Where a line contains the word "legado", copy that line in full.

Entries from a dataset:
---*---

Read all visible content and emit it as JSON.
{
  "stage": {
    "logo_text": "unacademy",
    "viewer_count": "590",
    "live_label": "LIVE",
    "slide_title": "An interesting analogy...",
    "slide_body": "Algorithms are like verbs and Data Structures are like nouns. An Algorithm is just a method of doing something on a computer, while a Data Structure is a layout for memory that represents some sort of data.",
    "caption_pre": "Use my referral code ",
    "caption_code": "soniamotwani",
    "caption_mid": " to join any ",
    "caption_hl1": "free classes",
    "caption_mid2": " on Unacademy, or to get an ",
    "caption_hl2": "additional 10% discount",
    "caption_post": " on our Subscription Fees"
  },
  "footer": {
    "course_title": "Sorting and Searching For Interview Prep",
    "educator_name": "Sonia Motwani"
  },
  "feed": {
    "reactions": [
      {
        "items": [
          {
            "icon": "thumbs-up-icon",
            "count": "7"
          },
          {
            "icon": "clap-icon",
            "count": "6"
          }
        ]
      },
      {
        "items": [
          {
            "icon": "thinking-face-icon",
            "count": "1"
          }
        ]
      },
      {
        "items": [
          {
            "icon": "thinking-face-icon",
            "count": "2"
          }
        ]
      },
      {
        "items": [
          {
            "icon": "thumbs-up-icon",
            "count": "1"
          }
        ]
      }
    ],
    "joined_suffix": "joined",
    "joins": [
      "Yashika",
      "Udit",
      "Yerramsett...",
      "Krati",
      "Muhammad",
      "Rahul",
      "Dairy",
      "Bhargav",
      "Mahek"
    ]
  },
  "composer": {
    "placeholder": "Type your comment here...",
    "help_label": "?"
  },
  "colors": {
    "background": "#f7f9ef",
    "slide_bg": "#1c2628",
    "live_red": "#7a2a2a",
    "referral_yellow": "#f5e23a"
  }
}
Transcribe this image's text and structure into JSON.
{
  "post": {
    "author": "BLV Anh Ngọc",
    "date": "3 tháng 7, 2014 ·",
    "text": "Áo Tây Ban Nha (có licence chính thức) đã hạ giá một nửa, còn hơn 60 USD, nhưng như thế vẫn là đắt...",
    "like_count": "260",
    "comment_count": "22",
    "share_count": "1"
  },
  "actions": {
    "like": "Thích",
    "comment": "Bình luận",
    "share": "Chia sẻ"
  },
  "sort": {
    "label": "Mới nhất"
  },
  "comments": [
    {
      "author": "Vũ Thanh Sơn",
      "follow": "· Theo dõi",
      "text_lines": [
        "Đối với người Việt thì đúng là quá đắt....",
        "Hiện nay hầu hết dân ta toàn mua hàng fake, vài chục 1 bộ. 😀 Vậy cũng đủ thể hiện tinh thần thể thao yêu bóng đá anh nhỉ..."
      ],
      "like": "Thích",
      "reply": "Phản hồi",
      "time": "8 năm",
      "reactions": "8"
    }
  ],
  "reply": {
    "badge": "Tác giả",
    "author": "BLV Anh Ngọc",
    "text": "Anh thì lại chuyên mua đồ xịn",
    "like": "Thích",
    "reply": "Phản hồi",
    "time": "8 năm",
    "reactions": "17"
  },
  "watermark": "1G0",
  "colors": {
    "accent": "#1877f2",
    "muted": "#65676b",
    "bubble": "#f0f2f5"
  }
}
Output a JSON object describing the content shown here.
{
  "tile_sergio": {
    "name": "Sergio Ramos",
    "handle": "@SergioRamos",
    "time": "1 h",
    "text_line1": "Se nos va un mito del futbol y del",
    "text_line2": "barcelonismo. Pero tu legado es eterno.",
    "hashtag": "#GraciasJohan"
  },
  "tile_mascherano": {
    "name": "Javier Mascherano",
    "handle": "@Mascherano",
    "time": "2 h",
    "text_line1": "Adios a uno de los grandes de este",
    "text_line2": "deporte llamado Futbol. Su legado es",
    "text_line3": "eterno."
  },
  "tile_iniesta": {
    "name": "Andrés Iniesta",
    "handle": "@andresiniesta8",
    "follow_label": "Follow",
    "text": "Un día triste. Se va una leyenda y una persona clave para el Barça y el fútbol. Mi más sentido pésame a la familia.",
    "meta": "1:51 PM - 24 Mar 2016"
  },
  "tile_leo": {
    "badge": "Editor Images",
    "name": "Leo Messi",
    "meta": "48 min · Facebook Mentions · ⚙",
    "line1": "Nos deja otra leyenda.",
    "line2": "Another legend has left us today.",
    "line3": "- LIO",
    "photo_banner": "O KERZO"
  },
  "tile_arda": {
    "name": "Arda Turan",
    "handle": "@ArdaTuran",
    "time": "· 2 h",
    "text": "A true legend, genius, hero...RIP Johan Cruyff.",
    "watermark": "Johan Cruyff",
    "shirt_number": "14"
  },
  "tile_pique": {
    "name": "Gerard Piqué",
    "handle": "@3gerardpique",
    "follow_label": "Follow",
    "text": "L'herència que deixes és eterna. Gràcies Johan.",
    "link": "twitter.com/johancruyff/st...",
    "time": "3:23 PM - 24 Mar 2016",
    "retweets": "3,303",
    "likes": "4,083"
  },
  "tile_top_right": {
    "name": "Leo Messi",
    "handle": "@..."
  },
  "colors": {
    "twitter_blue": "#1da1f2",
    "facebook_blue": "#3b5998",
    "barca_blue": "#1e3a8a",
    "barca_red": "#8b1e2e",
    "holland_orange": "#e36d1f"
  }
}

---*---

- Solution to the problem
    "text_line2": "barcelonismo. Pero tu legado es eterno.",
    "text_line2": "deporte llamado Futbol. Su legado es",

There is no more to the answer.